# START OF Task inputs

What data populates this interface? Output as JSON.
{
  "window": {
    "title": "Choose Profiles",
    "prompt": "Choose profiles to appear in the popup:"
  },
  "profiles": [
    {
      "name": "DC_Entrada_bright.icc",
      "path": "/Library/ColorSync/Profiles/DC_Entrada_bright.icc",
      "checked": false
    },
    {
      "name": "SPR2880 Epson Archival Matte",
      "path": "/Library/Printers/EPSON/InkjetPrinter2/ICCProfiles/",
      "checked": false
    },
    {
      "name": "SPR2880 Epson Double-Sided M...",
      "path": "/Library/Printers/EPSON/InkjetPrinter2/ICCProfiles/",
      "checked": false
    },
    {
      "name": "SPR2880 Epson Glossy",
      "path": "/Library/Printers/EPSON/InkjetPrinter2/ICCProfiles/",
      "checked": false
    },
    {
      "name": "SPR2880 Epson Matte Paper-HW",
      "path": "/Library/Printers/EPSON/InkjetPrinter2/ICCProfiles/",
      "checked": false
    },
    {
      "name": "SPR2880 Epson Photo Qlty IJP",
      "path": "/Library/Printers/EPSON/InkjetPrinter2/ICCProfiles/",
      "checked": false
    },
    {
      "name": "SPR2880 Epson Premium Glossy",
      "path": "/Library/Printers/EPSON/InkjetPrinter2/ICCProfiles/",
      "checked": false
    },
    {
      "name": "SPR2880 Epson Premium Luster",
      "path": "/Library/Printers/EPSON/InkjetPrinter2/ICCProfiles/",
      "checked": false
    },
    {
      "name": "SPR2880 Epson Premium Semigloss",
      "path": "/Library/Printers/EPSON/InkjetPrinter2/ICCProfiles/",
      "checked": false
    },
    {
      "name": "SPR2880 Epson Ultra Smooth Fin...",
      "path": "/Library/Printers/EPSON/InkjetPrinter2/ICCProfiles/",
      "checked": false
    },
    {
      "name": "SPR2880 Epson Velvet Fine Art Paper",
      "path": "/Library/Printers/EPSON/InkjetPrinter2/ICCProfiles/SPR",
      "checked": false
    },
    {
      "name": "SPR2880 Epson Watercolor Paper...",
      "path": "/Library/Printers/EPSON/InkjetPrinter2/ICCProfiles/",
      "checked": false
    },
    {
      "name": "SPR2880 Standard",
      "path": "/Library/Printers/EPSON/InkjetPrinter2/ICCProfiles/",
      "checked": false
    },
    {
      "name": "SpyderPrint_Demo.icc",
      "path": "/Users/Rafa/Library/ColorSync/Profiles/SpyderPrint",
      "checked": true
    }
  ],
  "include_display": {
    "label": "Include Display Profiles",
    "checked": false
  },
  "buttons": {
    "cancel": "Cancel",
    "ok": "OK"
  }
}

# END OF Task inputs
# START OF Task inputs

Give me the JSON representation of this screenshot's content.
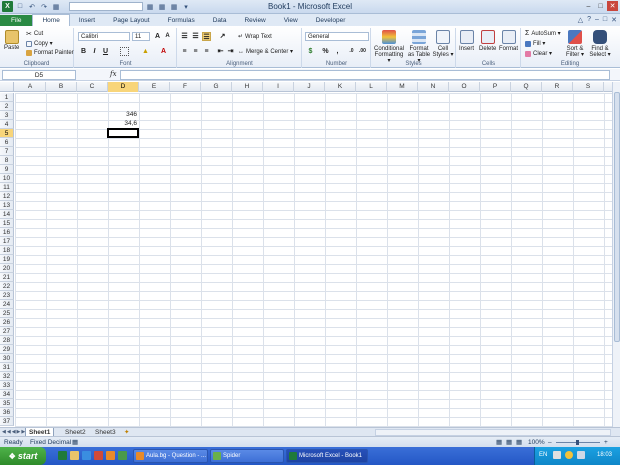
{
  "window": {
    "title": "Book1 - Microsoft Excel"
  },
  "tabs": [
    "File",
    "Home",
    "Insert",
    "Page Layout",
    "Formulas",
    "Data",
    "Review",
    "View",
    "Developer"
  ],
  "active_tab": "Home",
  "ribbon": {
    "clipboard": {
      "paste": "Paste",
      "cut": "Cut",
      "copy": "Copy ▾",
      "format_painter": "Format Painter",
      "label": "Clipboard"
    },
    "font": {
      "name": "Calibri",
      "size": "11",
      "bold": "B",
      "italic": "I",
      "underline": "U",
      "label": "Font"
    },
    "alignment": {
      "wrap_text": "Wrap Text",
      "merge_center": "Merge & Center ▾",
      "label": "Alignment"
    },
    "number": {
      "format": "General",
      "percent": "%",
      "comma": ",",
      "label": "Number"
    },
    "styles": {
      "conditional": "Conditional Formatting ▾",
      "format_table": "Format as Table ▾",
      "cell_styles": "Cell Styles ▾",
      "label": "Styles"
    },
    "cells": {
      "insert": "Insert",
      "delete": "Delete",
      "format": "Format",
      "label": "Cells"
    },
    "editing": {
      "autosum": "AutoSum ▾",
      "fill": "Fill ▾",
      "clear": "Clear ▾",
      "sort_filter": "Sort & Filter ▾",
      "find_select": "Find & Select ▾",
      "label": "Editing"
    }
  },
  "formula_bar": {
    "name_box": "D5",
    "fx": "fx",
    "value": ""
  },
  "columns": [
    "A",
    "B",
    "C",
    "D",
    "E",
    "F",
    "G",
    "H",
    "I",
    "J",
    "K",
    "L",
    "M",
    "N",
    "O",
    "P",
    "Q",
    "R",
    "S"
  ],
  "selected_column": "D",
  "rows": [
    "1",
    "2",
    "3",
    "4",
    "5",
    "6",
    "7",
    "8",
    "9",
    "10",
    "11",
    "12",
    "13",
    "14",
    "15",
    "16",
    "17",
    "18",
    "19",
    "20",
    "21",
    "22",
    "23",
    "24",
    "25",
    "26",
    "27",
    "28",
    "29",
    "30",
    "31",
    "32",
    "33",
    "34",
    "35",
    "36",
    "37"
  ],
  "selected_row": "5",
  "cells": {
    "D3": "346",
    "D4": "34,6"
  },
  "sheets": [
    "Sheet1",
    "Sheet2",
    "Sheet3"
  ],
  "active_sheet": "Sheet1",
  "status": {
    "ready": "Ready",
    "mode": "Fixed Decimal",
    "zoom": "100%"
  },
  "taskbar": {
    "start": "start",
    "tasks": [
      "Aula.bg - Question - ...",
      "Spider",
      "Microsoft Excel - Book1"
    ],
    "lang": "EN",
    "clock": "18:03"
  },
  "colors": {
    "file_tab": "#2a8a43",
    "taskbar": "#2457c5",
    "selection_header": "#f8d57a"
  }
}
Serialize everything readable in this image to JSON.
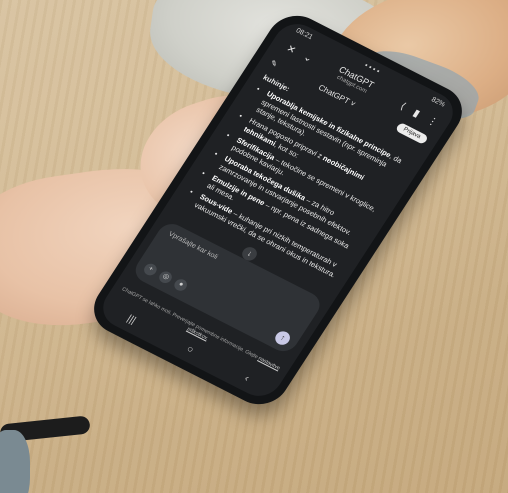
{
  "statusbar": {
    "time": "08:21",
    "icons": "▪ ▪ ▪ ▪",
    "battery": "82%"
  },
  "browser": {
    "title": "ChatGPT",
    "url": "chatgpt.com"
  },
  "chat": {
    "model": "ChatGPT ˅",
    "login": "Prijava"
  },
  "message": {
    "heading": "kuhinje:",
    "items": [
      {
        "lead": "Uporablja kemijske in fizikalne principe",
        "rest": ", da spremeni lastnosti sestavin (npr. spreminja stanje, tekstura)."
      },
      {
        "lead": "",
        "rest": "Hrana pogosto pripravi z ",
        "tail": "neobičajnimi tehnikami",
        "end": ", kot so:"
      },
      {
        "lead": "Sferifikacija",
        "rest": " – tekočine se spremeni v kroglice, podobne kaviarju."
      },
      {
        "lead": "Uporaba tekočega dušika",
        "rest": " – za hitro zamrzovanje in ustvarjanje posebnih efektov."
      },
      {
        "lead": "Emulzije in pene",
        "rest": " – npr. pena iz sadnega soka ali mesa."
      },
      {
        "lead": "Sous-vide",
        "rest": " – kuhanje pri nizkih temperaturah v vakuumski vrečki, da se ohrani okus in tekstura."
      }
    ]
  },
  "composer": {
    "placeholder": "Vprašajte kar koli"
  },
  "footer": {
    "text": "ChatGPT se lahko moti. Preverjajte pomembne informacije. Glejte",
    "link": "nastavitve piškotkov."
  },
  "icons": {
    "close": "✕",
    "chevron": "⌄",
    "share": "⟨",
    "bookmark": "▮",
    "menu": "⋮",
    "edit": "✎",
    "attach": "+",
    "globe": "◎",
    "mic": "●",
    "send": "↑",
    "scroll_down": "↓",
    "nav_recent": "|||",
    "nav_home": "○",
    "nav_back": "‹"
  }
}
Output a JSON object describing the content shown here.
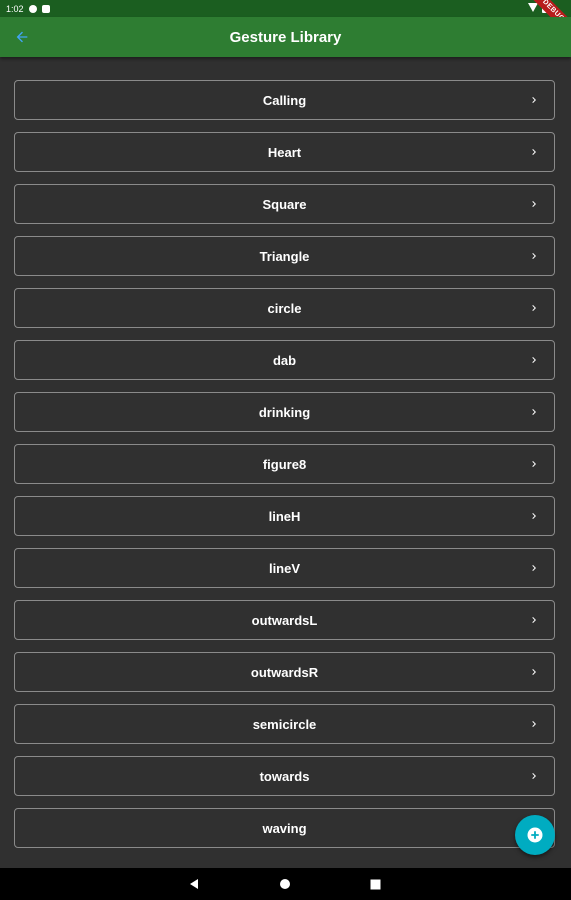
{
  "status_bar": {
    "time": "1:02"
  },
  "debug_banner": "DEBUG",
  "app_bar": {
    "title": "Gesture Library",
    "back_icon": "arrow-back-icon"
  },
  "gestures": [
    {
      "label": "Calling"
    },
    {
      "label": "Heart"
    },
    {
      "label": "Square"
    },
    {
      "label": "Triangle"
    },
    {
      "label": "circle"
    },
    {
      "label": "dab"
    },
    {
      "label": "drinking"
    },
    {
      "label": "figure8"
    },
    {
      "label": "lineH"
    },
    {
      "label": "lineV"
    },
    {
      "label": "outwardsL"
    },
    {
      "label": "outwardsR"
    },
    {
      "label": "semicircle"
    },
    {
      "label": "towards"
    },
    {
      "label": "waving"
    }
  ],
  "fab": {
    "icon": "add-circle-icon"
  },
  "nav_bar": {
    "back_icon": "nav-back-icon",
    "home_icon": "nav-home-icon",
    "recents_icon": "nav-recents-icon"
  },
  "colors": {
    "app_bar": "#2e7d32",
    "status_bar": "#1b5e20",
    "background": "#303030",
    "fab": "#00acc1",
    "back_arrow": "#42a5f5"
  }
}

# END OF Task inputs

_What to work on_. Using the material above, work out how many lines contain the string "JSON". Give that number alone.

_Output of the exercise_. 4